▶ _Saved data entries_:
:::
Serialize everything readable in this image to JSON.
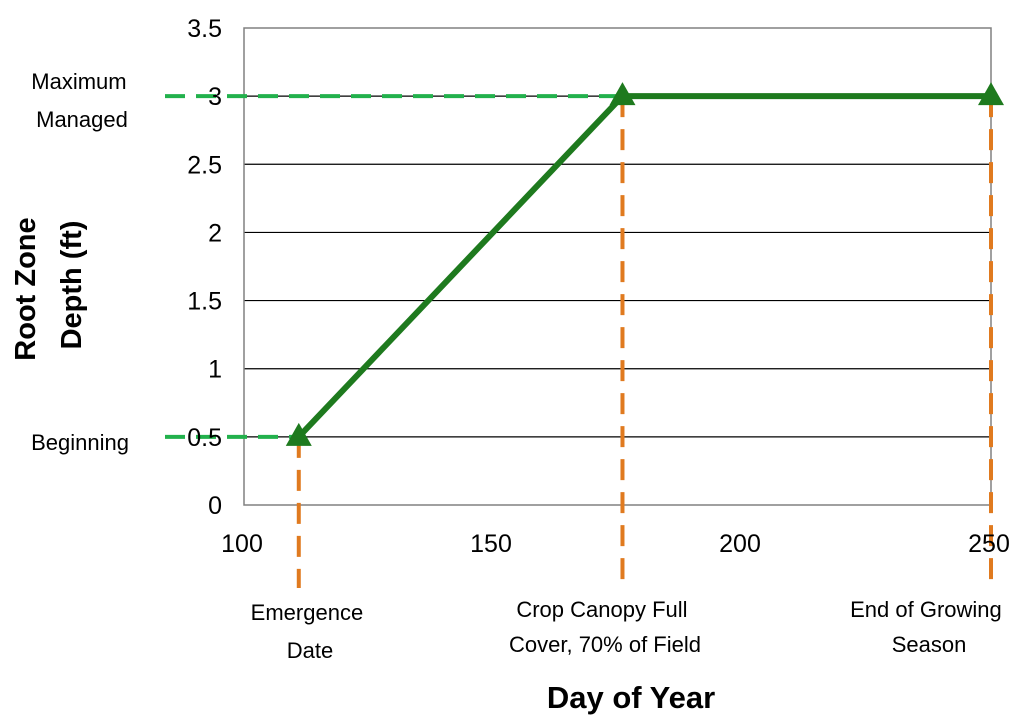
{
  "chart_data": {
    "type": "line",
    "xlabel": "Day of Year",
    "ylabel_lines": [
      "Root Zone",
      "Depth (ft)"
    ],
    "xlim": [
      100,
      250
    ],
    "ylim": [
      0,
      3.5
    ],
    "x_ticks": [
      100,
      150,
      200,
      250
    ],
    "y_ticks": [
      0,
      0.5,
      1,
      1.5,
      2,
      2.5,
      3,
      3.5
    ],
    "x_tick_labels": [
      "100",
      "150",
      "200",
      "250"
    ],
    "y_tick_labels": [
      "0",
      "0.5",
      "1",
      "1.5",
      "2",
      "2.5",
      "3",
      "3.5"
    ],
    "grid": "horizontal",
    "series": [
      {
        "x": [
          111,
          176,
          250
        ],
        "y": [
          0.5,
          3,
          3
        ],
        "color": "#1e7a1e",
        "marker": "triangle"
      }
    ],
    "reference_lines": {
      "horizontal": [
        {
          "y": 3,
          "to_x": 176,
          "color": "#22b14c"
        },
        {
          "y": 0.5,
          "to_x": 111,
          "color": "#22b14c"
        }
      ],
      "vertical": [
        {
          "x": 111,
          "color": "#e07a1f"
        },
        {
          "x": 176,
          "color": "#e07a1f"
        },
        {
          "x": 250,
          "color": "#e07a1f"
        }
      ]
    },
    "annotations": {
      "y_max": [
        "Maximum",
        "Managed"
      ],
      "y_begin": [
        "Beginning"
      ],
      "x_emergence": [
        "Emergence",
        "Date"
      ],
      "x_canopy": [
        "Crop Canopy Full",
        "Cover, 70% of Field"
      ],
      "x_end": [
        "End of Growing",
        "Season"
      ]
    }
  }
}
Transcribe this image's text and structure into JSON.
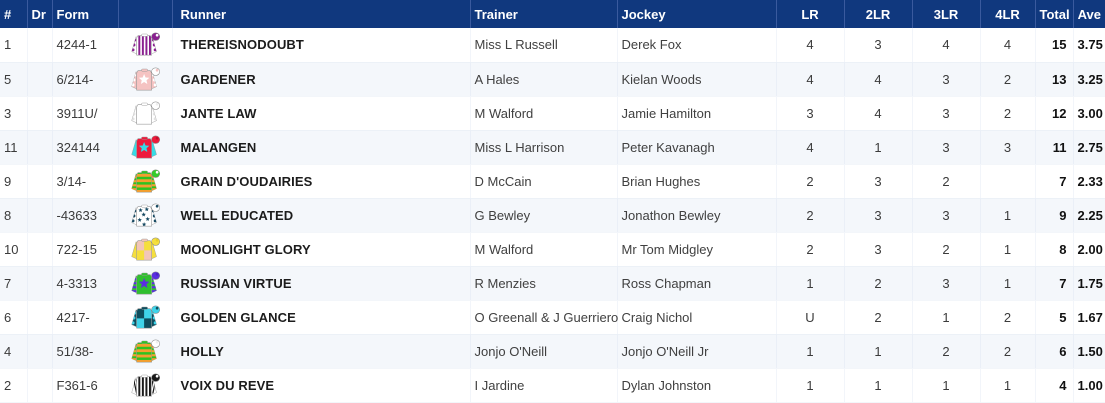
{
  "colors": {
    "header_bg": "#10387e",
    "header_text": "#ffffff",
    "header_divider": "#3a5a9e",
    "row_alt": "#f4f7fb",
    "table_bottom_border": "#c9d7ea"
  },
  "table": {
    "columns": [
      {
        "key": "num",
        "label": "#"
      },
      {
        "key": "dr",
        "label": "Dr"
      },
      {
        "key": "form",
        "label": "Form"
      },
      {
        "key": "silk",
        "label": ""
      },
      {
        "key": "runner",
        "label": "Runner"
      },
      {
        "key": "trainer",
        "label": "Trainer"
      },
      {
        "key": "jockey",
        "label": "Jockey"
      },
      {
        "key": "lr",
        "label": "LR"
      },
      {
        "key": "lr2",
        "label": "2LR"
      },
      {
        "key": "lr3",
        "label": "3LR"
      },
      {
        "key": "lr4",
        "label": "4LR"
      },
      {
        "key": "total",
        "label": "Total"
      },
      {
        "key": "ave",
        "label": "Ave"
      }
    ],
    "rows": [
      {
        "num": "1",
        "dr": "",
        "form": "4244-1",
        "runner": "THEREISNODOUBT",
        "trainer": "Miss L Russell",
        "jockey": "Derek Fox",
        "lr": "4",
        "lr2": "3",
        "lr3": "4",
        "lr4": "4",
        "total": "15",
        "ave": "3.75",
        "silk": {
          "icon": "silk-icon",
          "body": "#ffffff",
          "bodyPattern": "stripes",
          "bodyPatternColor": "#8a2090",
          "sleeves": "#ffffff",
          "sleevePattern": "spots",
          "sleevePatternColor": "#8a2090",
          "cap": "#8a2090",
          "capDot": "#ffffff"
        }
      },
      {
        "num": "5",
        "dr": "",
        "form": "6/214-",
        "runner": "GARDENER",
        "trainer": "A Hales",
        "jockey": "Kielan Woods",
        "lr": "4",
        "lr2": "4",
        "lr3": "3",
        "lr4": "2",
        "total": "13",
        "ave": "3.25",
        "silk": {
          "icon": "silk-icon",
          "body": "#f5c3c2",
          "bodyPattern": "star",
          "bodyPatternColor": "#ffffff",
          "sleeves": "#f5c3c2",
          "sleevePattern": "spots",
          "sleevePatternColor": "#ffffff",
          "cap": "#ffffff",
          "capDot": "#f5c3c2"
        }
      },
      {
        "num": "3",
        "dr": "",
        "form": "3911U/",
        "runner": "JANTE LAW",
        "trainer": "M Walford",
        "jockey": "Jamie Hamilton",
        "lr": "3",
        "lr2": "4",
        "lr3": "3",
        "lr4": "2",
        "total": "12",
        "ave": "3.00",
        "silk": {
          "icon": "silk-icon",
          "body": "#ffffff",
          "bodyPattern": "plain",
          "bodyPatternColor": "#e8e8e8",
          "sleeves": "#ffffff",
          "sleevePattern": "spots",
          "sleevePatternColor": "#e2e2e2",
          "cap": "#ffffff",
          "capDot": "#eeeeee"
        }
      },
      {
        "num": "11",
        "dr": "",
        "form": "324144",
        "runner": "MALANGEN",
        "trainer": "Miss L Harrison",
        "jockey": "Peter Kavanagh",
        "lr": "4",
        "lr2": "1",
        "lr3": "3",
        "lr4": "3",
        "total": "11",
        "ave": "2.75",
        "silk": {
          "icon": "silk-icon",
          "body": "#ee1a3c",
          "bodyPattern": "star",
          "bodyPatternColor": "#35dbe6",
          "sleeves": "#35dbe6",
          "sleevePattern": "plain",
          "sleevePatternColor": "#35dbe6",
          "cap": "#ee1a3c",
          "capDot": "#c0102e"
        }
      },
      {
        "num": "9",
        "dr": "",
        "form": "3/14-",
        "runner": "GRAIN D'OUDAIRIES",
        "trainer": "D McCain",
        "jockey": "Brian Hughes",
        "lr": "2",
        "lr2": "3",
        "lr3": "2",
        "lr4": "",
        "total": "7",
        "ave": "2.33",
        "silk": {
          "icon": "silk-icon",
          "body": "#2ec221",
          "bodyPattern": "hoops",
          "bodyPatternColor": "#f49f2e",
          "sleeves": "#2ec221",
          "sleevePattern": "hoops",
          "sleevePatternColor": "#f49f2e",
          "cap": "#35cc2a",
          "capDot": "#ffffff"
        }
      },
      {
        "num": "8",
        "dr": "",
        "form": "-43633",
        "runner": "WELL EDUCATED",
        "trainer": "G Bewley",
        "jockey": "Jonathon Bewley",
        "lr": "2",
        "lr2": "3",
        "lr3": "3",
        "lr4": "1",
        "total": "9",
        "ave": "2.25",
        "silk": {
          "icon": "silk-icon",
          "body": "#ffffff",
          "bodyPattern": "stars",
          "bodyPatternColor": "#174a63",
          "sleeves": "#ffffff",
          "sleevePattern": "spots",
          "sleevePatternColor": "#174a63",
          "cap": "#ffffff",
          "capDot": "#174a63"
        }
      },
      {
        "num": "10",
        "dr": "",
        "form": "722-15",
        "runner": "MOONLIGHT GLORY",
        "trainer": "M Walford",
        "jockey": "Mr Tom Midgley",
        "lr": "2",
        "lr2": "3",
        "lr3": "2",
        "lr4": "1",
        "total": "8",
        "ave": "2.00",
        "silk": {
          "icon": "silk-icon",
          "body": "#f2c6b8",
          "bodyPattern": "quarters",
          "bodyPatternColor": "#f5df3d",
          "sleeves": "#f5df3d",
          "sleevePattern": "plain",
          "sleevePatternColor": "#f5df3d",
          "cap": "#f5df3d",
          "capDot": "#e7cf2a"
        }
      },
      {
        "num": "7",
        "dr": "",
        "form": "4-3313",
        "runner": "RUSSIAN VIRTUE",
        "trainer": "R Menzies",
        "jockey": "Ross Chapman",
        "lr": "1",
        "lr2": "2",
        "lr3": "3",
        "lr4": "1",
        "total": "7",
        "ave": "1.75",
        "silk": {
          "icon": "silk-icon",
          "body": "#2fbf2f",
          "bodyPattern": "star",
          "bodyPatternColor": "#5b2ee0",
          "sleeves": "#2fbf2f",
          "sleevePattern": "hoops",
          "sleevePatternColor": "#5b2ee0",
          "cap": "#5b2ee0",
          "capDot": "#4a22c4"
        }
      },
      {
        "num": "6",
        "dr": "",
        "form": "4217-",
        "runner": "GOLDEN GLANCE",
        "trainer": "O Greenall & J Guerriero",
        "jockey": "Craig Nichol",
        "lr": "U",
        "lr2": "2",
        "lr3": "1",
        "lr4": "2",
        "total": "5",
        "ave": "1.67",
        "silk": {
          "icon": "silk-icon",
          "body": "#0e4e5e",
          "bodyPattern": "quarters",
          "bodyPatternColor": "#3fd4ea",
          "sleeves": "#0e4e5e",
          "sleevePattern": "spots",
          "sleevePatternColor": "#3fd4ea",
          "cap": "#3fd4ea",
          "capDot": "#0e4e5e"
        }
      },
      {
        "num": "4",
        "dr": "",
        "form": "51/38-",
        "runner": "HOLLY",
        "trainer": "Jonjo O'Neill",
        "jockey": "Jonjo O'Neill Jr",
        "lr": "1",
        "lr2": "1",
        "lr3": "2",
        "lr4": "2",
        "total": "6",
        "ave": "1.50",
        "silk": {
          "icon": "silk-icon",
          "body": "#2ec221",
          "bodyPattern": "hoops",
          "bodyPatternColor": "#f49f2e",
          "sleeves": "#2ec221",
          "sleevePattern": "hoops",
          "sleevePatternColor": "#f49f2e",
          "cap": "#ffffff",
          "capDot": "#eeeeee"
        }
      },
      {
        "num": "2",
        "dr": "",
        "form": "F361-6",
        "runner": "VOIX DU REVE",
        "trainer": "I Jardine",
        "jockey": "Dylan Johnston",
        "lr": "1",
        "lr2": "1",
        "lr3": "1",
        "lr4": "1",
        "total": "4",
        "ave": "1.00",
        "silk": {
          "icon": "silk-icon",
          "body": "#ffffff",
          "bodyPattern": "stripes",
          "bodyPatternColor": "#1a1a1a",
          "sleeves": "#ffffff",
          "sleevePattern": "stripes",
          "sleevePatternColor": "#1a1a1a",
          "cap": "#1a1a1a",
          "capDot": "#ffffff"
        }
      }
    ]
  }
}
:::
▶ _Exercise_: Reply with nothing but the number of lines in the data above that contain "JSON".

▶ _The answer_: 2